### REQUIRED WORK
Every line of the data that contains the string "this" must be copied.
--- Start RECORDS FOR THE EXERCISE ---
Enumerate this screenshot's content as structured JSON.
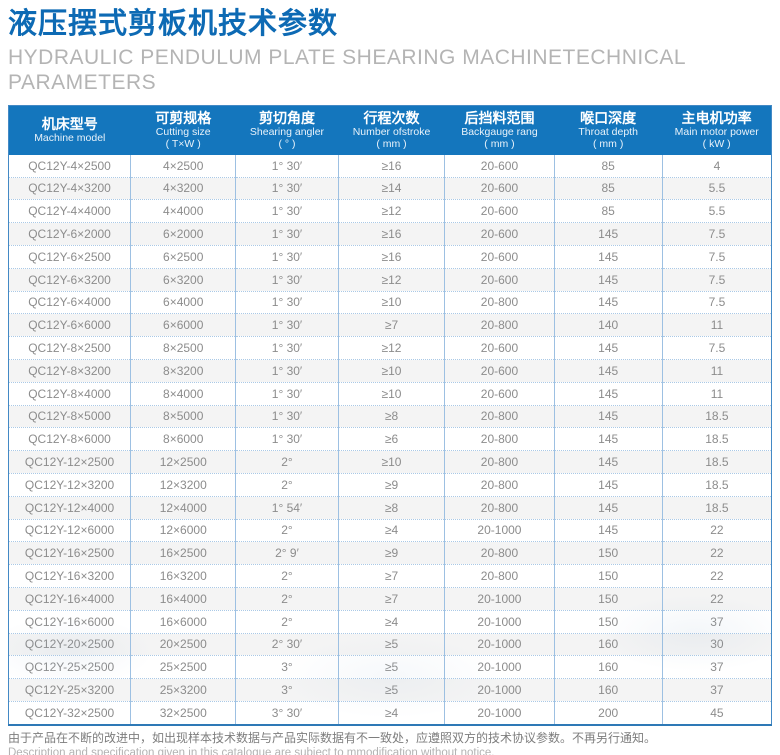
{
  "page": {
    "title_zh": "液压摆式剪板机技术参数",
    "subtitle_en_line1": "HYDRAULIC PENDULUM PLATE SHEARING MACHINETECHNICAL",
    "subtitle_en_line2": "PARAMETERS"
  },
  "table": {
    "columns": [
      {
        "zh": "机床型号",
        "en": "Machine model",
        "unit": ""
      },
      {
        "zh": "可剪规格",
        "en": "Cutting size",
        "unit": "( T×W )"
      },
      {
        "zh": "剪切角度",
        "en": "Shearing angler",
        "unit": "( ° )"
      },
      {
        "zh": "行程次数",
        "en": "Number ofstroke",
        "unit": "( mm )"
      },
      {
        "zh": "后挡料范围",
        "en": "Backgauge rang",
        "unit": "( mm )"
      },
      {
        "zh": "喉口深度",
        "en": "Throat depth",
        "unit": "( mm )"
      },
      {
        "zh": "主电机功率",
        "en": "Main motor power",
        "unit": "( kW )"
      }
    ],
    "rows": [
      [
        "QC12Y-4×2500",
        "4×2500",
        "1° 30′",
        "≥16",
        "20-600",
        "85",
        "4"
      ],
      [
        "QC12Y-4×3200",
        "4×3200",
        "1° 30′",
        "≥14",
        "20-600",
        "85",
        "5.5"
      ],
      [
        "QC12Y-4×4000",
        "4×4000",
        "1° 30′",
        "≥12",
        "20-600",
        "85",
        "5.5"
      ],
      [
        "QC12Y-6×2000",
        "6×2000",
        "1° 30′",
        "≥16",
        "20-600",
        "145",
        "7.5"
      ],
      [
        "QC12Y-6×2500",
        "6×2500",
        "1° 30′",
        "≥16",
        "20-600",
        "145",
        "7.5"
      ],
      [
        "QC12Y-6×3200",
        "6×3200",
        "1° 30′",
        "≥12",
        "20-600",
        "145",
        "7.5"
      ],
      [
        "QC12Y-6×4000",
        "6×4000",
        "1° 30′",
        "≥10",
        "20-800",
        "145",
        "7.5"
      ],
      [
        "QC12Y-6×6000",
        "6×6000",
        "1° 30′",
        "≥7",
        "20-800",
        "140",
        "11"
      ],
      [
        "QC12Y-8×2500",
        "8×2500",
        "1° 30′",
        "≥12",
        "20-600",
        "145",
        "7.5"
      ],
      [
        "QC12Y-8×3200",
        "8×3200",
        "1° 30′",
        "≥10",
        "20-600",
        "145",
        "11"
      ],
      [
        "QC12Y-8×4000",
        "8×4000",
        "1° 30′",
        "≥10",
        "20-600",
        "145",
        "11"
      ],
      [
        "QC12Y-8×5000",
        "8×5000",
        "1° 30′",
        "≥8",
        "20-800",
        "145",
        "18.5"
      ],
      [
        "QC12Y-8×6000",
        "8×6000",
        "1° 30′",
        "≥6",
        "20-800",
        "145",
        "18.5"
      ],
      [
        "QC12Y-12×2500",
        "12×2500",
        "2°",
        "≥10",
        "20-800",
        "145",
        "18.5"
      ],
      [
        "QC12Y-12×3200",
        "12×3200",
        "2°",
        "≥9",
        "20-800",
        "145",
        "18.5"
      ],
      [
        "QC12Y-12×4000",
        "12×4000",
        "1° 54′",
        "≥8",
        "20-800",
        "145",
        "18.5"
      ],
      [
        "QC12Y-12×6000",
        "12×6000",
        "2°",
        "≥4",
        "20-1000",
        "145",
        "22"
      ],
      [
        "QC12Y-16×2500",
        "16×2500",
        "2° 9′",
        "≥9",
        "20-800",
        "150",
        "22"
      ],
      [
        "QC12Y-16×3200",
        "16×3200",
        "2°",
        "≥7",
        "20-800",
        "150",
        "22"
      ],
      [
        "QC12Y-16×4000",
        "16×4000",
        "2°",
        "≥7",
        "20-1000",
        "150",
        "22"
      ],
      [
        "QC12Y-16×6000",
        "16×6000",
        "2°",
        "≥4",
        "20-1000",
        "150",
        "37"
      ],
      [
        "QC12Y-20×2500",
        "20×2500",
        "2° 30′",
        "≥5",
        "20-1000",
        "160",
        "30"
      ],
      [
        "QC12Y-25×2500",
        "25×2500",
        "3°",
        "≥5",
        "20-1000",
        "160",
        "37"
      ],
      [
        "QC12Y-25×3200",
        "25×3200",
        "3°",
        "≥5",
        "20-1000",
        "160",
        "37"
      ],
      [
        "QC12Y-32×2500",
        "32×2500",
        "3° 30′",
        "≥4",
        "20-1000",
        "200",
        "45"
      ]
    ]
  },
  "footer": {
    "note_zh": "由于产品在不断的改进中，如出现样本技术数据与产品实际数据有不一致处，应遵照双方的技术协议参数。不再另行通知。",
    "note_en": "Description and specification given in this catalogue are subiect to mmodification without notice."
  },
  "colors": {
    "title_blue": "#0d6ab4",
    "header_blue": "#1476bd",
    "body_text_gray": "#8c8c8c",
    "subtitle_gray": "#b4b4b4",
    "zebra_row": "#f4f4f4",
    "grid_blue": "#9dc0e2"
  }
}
--- End RECORDS FOR THE EXERCISE ---
### EXERCISE OUTPUT
Enumerate this screenshot's content as structured JSON.
    "note_en": "Description and specification given in this catalogue are subiect to mmodification without notice."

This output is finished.